**Texte fourni**

Recours Individuel
01 January 0001 Monday
COMMUNIQUÉ DE PRESSE
14/04/2020
No BB 29/20
Violation du droit d’accès à un tribunal en raison du rejet du recours introduit par le syndicat au nom du requérant
Le 26 février 2020, dans l’affaire Mustafa Berberoğlu (requête no 2015/3324), la Deuxième Section de la Cour constitutionnelle a déclaré la violation de l’article 36 de la Constitution garantissant le droit à un tribunal dans le cadre du droit à un procès équitable. |
En fait
Le requérant, qui était le représentant syndical dans l’institution où il était employé, fut l’objet de plusieurs sanctions disciplinaires, puis nommé au sein d’un autre département en raison de ses difficultés d’adaptation au sein de son service. Le syndicat, dont il était membre, forma un recours contre la décision de nomination de celui-ci en son nom. Cependant, le tribunal administratif (« le tribunal ») rejeta le recours en question. Sur pourvoi en cassation, le Conseil d’État, confirma le jugement de rejet du tribunal, relevant que le dossier ne contenait aucun document démontrant que le requérant avait saisi le syndicat et qu’il lui avait donné par écrit le pouvoir d’agir en justice en son nom et pour son compte. Le Conseil d’Etat rejeta également la demande en rectification d’arrêt du requérant.

**Données recueillies**
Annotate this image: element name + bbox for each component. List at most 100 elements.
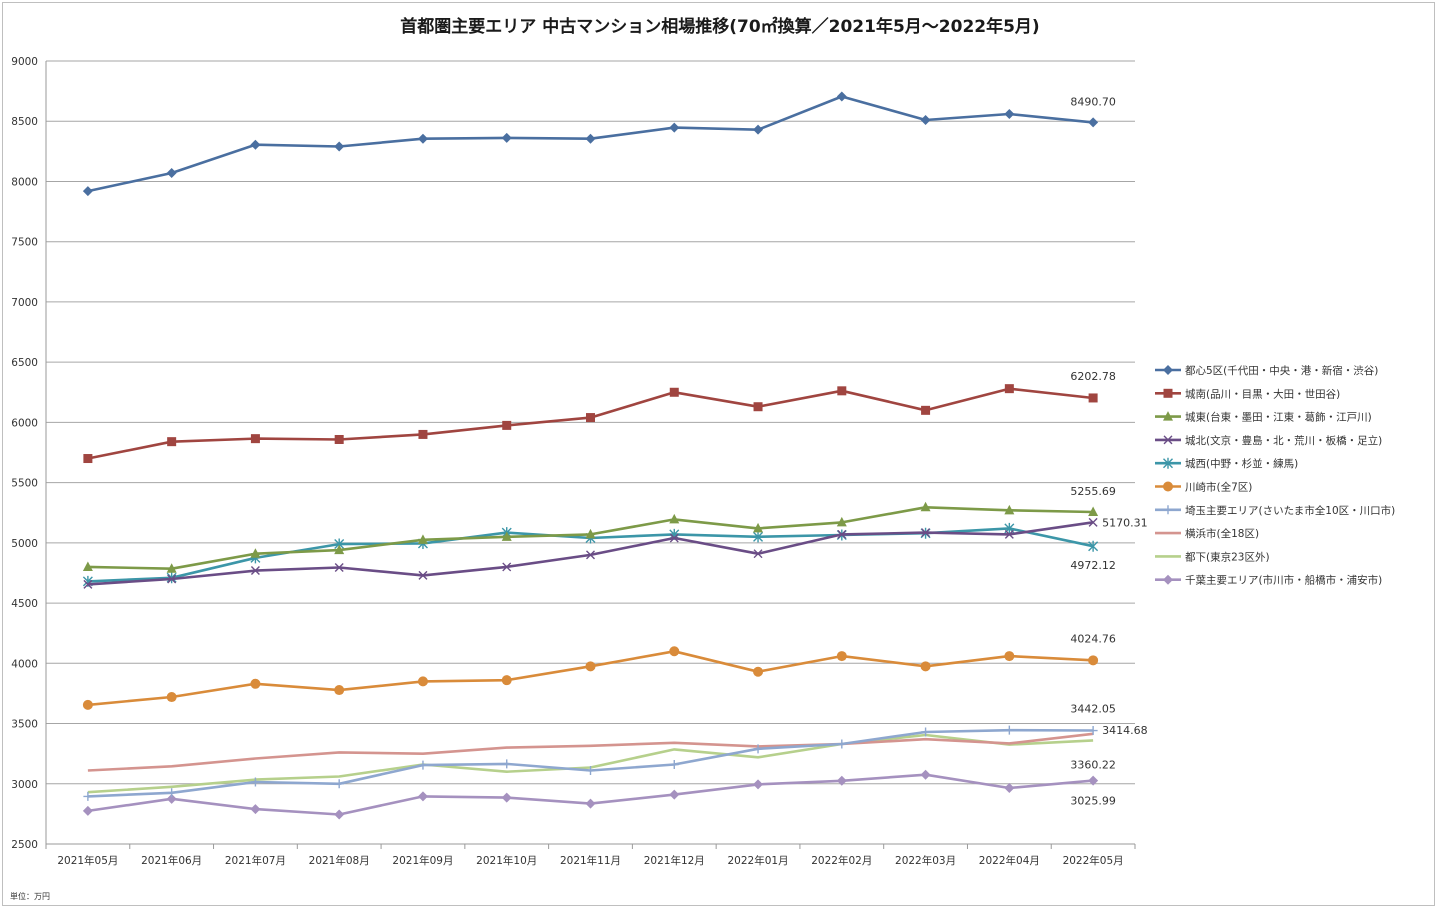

**Consigne**
Rédigez la suite du communiqué de presse sur l'affaire Mustafa Berberoğlu, en reprenant après sa dernière phrase. Le matériel ci-dessus n'est d'aucune utilité ici.

**Réponse**
Griefs du requérant
Le requérant allègue la violation de son droit d’accès à un tribunal en raison du rejet du recours tendant à l’annulation de sa nomination, introduit par le syndicat dont il est membre, pour absence de la qualité pour agir.
Appréciation de la Cour
Dans le cadre de l’examen des requêtes individuelles, la Cour constitutionnelle a déjà affirmé que les restrictions empêchant une personne de saisir un tribunal pouvaient porter atteinte au droit d’accès à un tribunal.
En l’espèce, une action a été introduite par le Syndicat, au nom et pour le compte du requérant, contre la décision de nomination par voie de mutation de celui-ci à un autre département. Le Conseil d’État a reconnu que le syndicat pouvait introduire une action administrative au nom du requérant à condition qu’il y soit autorisé par procuration conformément à la loi no 4688 concernant les syndicats de fonctionnaires et les conventions collectives de travail. Toutefois, il a observé que le syndicat n’avait pas la qualité pour agir étant donné que le requérant ne lui avait pas délivré de procuration explicite. Le requérant a alors saisi le Conseil d’État d’une demande en rectification d’arrêt, faisant valoir que le document démontrant qu’il avait donné le pouvoir au syndicat d’agir en son nom se trouvait bien dans le dossier et qu’il pouvait facilement le compléter en cas d’omission identifiée ; cependant, sa demande fut rejetée.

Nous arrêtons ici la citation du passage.